Stated exercise
Using the data below, copy every line that contains the word "icon".

— Begin Input for this task —

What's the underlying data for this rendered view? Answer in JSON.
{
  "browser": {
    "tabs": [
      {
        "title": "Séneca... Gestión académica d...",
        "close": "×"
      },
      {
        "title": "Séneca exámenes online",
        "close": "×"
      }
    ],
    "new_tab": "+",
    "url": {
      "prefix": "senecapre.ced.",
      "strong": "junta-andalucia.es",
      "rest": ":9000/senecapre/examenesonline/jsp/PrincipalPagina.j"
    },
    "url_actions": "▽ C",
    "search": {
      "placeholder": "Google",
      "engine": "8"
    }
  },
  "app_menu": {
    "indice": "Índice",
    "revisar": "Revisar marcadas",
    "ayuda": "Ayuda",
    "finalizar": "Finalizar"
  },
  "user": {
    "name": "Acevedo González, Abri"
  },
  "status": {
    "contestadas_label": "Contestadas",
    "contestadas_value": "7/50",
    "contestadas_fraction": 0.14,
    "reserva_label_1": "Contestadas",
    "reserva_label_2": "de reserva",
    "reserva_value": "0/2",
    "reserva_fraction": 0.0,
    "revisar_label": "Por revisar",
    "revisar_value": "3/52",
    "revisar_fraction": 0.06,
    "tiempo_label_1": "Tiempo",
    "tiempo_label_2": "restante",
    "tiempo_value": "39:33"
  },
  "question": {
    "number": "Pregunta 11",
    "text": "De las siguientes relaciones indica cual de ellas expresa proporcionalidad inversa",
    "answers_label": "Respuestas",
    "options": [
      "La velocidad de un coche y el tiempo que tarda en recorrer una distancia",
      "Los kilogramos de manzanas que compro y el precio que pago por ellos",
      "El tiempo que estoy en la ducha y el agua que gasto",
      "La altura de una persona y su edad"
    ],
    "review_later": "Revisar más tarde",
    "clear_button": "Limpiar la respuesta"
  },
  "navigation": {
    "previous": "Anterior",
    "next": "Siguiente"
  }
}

— End Input for this task —
— Begin Input for this task —

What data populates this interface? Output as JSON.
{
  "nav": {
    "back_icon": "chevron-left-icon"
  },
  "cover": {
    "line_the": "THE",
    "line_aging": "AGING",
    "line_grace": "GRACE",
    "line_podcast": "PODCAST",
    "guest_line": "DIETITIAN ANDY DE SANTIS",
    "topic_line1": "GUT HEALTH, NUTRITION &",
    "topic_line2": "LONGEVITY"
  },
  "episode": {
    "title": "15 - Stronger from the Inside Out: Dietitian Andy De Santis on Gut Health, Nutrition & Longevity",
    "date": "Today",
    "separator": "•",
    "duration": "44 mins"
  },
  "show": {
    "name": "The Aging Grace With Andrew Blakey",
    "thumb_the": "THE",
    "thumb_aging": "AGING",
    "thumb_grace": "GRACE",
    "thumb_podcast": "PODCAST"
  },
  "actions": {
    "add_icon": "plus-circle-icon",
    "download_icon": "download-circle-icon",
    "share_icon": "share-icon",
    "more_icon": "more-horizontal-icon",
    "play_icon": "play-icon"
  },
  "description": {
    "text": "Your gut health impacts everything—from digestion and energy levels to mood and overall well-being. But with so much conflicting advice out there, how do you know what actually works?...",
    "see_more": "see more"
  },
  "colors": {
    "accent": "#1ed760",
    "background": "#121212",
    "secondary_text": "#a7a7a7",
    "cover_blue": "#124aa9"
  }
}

— End Input for this task —
— Begin Input for this task —

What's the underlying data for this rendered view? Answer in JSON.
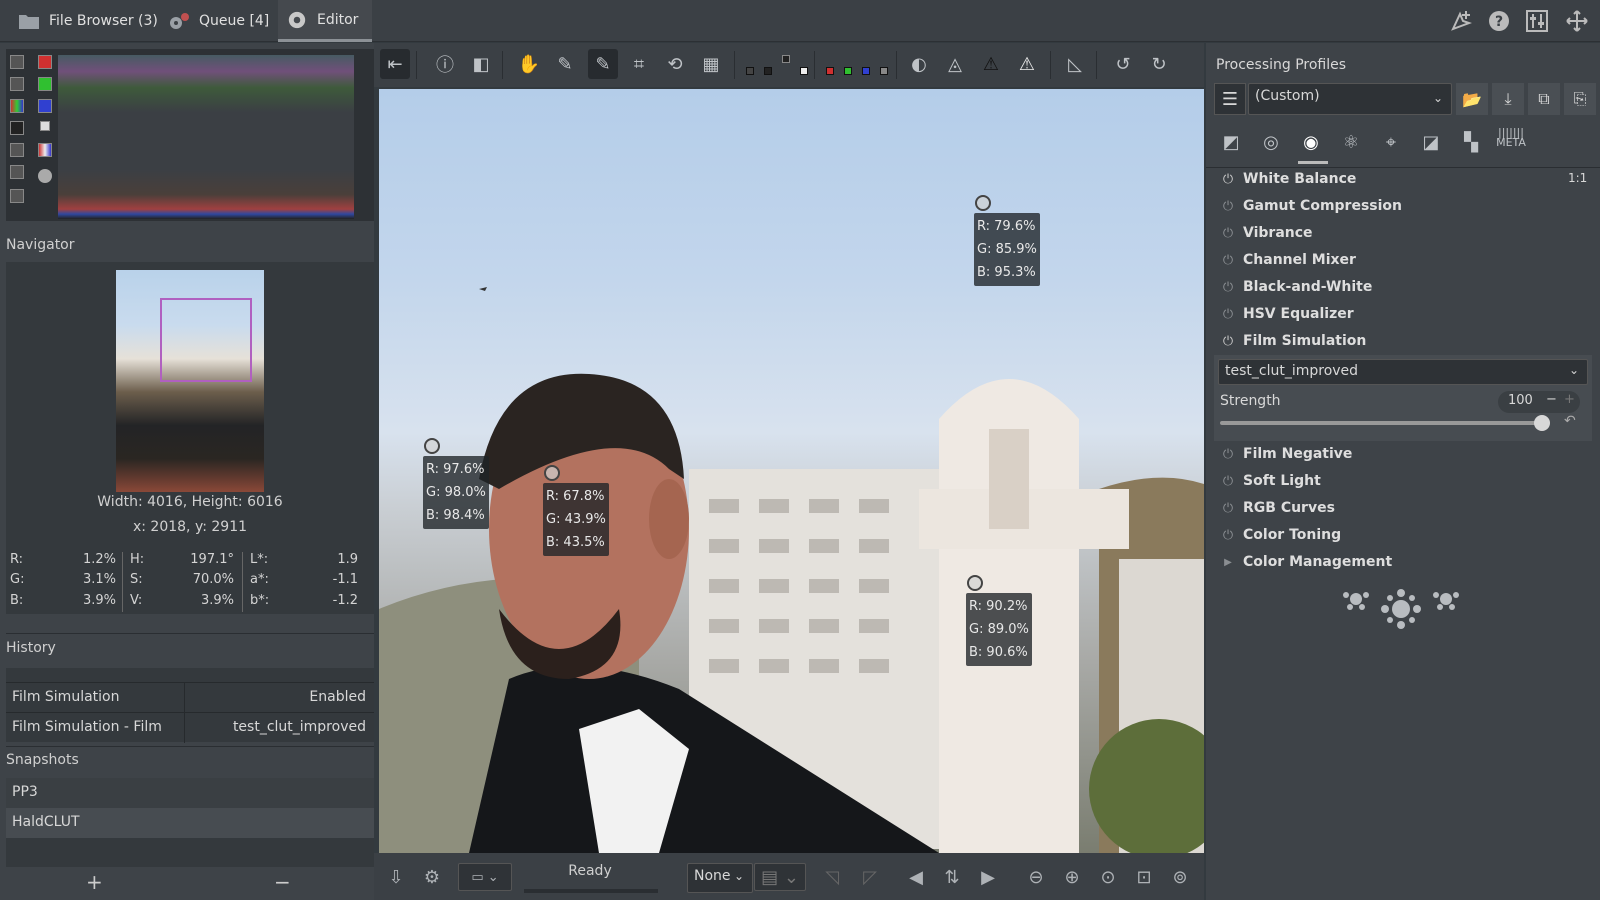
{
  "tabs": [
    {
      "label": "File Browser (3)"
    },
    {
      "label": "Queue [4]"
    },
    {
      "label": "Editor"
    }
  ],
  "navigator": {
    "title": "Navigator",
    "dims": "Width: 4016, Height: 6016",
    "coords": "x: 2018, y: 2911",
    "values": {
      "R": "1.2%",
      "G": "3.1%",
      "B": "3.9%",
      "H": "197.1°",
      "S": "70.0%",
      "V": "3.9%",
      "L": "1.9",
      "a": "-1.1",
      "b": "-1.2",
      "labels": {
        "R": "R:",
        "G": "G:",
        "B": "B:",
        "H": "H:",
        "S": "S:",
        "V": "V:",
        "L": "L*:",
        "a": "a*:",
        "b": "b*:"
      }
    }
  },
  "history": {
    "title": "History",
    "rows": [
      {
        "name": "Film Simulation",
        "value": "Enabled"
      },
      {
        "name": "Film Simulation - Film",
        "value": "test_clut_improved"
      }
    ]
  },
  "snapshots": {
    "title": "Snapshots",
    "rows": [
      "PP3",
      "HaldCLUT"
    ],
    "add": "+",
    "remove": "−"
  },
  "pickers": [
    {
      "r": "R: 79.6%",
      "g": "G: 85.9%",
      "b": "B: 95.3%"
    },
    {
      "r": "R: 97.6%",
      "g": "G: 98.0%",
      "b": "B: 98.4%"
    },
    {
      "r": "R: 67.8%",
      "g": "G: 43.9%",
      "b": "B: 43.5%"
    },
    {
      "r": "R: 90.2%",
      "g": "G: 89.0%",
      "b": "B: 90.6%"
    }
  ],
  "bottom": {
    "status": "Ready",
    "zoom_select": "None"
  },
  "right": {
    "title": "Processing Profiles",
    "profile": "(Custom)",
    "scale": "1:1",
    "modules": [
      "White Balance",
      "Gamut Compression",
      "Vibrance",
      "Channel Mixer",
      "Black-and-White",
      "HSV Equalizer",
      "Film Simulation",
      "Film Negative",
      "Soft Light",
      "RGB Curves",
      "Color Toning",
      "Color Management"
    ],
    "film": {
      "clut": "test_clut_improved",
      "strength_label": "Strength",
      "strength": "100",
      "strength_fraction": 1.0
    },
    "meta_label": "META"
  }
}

— End Input for this task —

Written answer
    "back_icon": "chevron-left-icon"
    "add_icon": "plus-circle-icon",
    "download_icon": "download-circle-icon",
    "share_icon": "share-icon",
    "more_icon": "more-horizontal-icon",
    "play_icon": "play-icon"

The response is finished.